EXERCISE REQUIREMENTS: Return every line below in which "Cable" appears.
=-=-=
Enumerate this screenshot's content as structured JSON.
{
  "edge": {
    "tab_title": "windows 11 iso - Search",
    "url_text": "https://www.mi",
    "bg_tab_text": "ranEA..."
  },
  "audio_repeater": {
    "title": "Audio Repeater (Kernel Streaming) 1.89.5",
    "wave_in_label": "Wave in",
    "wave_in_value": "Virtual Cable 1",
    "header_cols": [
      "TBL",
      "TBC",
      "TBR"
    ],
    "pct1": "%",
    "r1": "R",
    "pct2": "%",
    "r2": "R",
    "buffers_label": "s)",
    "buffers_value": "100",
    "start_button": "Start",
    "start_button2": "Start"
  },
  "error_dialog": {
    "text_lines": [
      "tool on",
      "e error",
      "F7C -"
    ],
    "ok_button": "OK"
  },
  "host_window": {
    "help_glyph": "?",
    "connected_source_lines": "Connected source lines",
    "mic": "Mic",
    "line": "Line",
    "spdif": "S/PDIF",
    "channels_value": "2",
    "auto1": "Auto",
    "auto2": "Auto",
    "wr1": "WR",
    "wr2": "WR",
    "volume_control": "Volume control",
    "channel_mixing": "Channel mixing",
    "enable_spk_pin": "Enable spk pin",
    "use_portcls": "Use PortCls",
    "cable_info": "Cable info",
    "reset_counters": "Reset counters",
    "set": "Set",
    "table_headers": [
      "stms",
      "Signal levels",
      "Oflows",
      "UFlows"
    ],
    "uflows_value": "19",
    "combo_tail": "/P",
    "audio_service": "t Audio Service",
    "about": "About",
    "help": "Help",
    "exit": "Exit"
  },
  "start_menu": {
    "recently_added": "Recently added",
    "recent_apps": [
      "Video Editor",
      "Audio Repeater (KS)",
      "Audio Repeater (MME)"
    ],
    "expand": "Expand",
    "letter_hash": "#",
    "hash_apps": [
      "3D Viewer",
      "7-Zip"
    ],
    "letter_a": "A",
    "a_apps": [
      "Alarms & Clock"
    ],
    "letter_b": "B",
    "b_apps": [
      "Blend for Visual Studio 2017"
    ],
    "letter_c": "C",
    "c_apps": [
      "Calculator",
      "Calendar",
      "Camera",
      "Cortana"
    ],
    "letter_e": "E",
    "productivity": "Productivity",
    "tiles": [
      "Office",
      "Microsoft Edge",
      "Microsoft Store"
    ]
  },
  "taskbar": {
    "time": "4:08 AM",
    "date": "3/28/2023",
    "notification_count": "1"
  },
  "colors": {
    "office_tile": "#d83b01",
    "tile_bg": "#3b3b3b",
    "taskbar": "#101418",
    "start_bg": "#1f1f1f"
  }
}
=-=-=
OUTPUT FOR THIS TASK:
    "wave_in_value": "Virtual Cable 1",
    "cable_info": "Cable info",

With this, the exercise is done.